** start Raw data **

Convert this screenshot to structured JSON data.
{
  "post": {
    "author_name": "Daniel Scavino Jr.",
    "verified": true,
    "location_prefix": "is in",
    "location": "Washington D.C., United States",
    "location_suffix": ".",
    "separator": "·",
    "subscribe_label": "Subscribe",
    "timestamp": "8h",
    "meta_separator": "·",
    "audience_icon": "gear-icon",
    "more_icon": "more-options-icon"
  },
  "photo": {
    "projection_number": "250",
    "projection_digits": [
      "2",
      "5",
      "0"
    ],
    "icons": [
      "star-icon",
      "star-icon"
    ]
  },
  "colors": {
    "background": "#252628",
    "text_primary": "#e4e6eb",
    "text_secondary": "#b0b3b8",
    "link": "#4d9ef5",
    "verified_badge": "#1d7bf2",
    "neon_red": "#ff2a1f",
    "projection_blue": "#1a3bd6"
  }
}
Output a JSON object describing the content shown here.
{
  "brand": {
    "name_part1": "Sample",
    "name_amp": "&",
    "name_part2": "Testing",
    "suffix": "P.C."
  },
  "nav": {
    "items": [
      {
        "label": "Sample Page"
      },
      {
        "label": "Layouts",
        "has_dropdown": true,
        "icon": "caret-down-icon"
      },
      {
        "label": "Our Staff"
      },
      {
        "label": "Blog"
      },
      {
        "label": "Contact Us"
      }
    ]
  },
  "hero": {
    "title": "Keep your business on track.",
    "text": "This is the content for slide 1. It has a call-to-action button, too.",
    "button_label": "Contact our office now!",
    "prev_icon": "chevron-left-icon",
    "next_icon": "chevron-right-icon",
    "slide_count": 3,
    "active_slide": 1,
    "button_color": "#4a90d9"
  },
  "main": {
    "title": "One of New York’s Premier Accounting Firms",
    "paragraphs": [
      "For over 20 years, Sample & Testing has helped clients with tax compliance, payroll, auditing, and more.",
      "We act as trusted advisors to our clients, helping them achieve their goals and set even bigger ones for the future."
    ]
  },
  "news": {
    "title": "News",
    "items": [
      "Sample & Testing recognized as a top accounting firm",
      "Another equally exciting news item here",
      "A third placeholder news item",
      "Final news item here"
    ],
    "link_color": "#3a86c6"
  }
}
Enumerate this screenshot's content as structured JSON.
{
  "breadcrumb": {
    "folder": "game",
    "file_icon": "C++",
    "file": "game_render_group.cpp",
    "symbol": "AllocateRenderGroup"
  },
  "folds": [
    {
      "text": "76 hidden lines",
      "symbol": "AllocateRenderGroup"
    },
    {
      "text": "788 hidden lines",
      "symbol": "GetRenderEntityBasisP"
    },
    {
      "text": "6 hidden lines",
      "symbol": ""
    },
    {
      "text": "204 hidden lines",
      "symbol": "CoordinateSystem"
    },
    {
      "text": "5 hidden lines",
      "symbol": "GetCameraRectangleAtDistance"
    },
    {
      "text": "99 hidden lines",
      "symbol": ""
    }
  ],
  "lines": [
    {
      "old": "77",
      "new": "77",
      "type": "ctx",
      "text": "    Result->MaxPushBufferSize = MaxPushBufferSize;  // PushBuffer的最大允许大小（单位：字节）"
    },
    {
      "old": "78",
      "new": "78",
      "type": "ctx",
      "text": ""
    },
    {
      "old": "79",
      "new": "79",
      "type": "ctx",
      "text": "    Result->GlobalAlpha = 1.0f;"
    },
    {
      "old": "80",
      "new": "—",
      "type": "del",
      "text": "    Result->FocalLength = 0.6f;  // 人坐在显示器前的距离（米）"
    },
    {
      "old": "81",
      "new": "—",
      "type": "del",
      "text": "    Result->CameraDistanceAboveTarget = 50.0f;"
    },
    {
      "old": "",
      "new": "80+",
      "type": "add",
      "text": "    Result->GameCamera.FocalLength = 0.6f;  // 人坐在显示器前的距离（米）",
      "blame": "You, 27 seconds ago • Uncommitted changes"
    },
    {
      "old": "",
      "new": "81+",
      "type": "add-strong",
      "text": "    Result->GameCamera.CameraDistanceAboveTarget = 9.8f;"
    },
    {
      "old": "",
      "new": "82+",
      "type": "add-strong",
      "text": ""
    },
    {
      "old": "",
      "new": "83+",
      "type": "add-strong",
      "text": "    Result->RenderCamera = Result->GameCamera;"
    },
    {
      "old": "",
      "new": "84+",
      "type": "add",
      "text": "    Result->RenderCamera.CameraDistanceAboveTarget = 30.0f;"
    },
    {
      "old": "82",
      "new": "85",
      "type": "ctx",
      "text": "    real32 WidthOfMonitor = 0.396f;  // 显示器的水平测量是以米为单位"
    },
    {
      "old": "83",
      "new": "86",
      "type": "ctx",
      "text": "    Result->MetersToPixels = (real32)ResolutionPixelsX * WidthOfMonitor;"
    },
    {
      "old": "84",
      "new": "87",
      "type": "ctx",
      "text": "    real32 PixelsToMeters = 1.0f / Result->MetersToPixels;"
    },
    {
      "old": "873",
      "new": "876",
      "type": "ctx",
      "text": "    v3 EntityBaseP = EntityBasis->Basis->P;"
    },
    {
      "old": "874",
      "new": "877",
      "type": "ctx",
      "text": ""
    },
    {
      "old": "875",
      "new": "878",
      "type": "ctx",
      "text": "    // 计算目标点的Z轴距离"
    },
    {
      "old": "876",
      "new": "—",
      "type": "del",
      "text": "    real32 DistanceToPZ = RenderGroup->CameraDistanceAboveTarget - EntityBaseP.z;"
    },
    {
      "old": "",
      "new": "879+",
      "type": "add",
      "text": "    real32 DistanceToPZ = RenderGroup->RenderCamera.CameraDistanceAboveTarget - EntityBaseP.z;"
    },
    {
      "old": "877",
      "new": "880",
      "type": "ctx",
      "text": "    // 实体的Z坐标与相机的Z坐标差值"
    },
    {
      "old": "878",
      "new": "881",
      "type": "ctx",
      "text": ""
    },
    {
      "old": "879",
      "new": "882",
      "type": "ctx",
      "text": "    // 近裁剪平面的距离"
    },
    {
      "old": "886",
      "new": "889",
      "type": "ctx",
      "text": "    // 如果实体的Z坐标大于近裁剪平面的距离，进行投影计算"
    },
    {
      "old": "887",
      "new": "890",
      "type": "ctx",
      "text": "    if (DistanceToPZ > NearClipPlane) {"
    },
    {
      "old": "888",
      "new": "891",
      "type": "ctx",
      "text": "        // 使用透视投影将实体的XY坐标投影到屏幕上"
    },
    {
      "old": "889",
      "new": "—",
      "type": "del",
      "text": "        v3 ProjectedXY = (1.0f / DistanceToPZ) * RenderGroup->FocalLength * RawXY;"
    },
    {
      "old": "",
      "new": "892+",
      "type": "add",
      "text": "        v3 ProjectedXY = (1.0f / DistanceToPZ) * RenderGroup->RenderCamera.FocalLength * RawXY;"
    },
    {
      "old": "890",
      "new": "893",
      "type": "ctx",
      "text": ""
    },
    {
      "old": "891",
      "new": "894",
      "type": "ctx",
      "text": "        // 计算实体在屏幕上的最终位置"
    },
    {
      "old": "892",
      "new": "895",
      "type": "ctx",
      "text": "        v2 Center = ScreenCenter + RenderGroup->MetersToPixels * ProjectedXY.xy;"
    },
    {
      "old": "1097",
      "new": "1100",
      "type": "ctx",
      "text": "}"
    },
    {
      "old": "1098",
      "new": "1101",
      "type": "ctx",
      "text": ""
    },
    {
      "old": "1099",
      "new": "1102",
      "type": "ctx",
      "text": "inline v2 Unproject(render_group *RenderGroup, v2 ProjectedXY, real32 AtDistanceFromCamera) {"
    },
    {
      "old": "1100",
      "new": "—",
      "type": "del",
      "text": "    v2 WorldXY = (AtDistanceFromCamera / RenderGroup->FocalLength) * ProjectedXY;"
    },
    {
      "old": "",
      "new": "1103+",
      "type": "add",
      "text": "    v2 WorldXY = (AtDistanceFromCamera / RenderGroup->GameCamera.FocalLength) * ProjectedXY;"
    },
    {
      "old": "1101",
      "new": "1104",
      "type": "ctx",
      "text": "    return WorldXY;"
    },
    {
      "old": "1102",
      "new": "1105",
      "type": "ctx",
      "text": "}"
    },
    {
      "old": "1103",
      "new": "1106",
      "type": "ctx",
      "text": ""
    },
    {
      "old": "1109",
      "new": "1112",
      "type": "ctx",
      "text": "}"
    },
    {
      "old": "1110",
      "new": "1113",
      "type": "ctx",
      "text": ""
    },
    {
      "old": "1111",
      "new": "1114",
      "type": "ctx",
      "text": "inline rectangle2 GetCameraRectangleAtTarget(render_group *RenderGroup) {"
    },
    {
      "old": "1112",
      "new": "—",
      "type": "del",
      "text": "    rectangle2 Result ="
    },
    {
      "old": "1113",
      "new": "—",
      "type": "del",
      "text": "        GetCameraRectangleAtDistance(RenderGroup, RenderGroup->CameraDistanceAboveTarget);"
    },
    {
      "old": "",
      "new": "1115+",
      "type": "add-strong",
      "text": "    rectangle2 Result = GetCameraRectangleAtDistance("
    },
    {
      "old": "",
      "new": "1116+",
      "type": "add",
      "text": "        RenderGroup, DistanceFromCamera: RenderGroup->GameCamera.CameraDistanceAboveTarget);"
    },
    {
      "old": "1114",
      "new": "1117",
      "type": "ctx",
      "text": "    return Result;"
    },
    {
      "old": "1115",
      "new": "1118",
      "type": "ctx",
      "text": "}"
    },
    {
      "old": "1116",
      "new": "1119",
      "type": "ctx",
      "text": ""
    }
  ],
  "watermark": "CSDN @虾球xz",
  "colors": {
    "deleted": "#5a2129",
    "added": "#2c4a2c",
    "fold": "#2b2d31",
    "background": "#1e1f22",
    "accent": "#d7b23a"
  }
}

** end Raw data **

Do this –
Out of the preceding entries, pull every line containing the string "hidden".

Exercise response –
      "text": "76 hidden lines",
      "text": "788 hidden lines",
      "text": "6 hidden lines",
      "text": "204 hidden lines",
      "text": "5 hidden lines",
      "text": "99 hidden lines",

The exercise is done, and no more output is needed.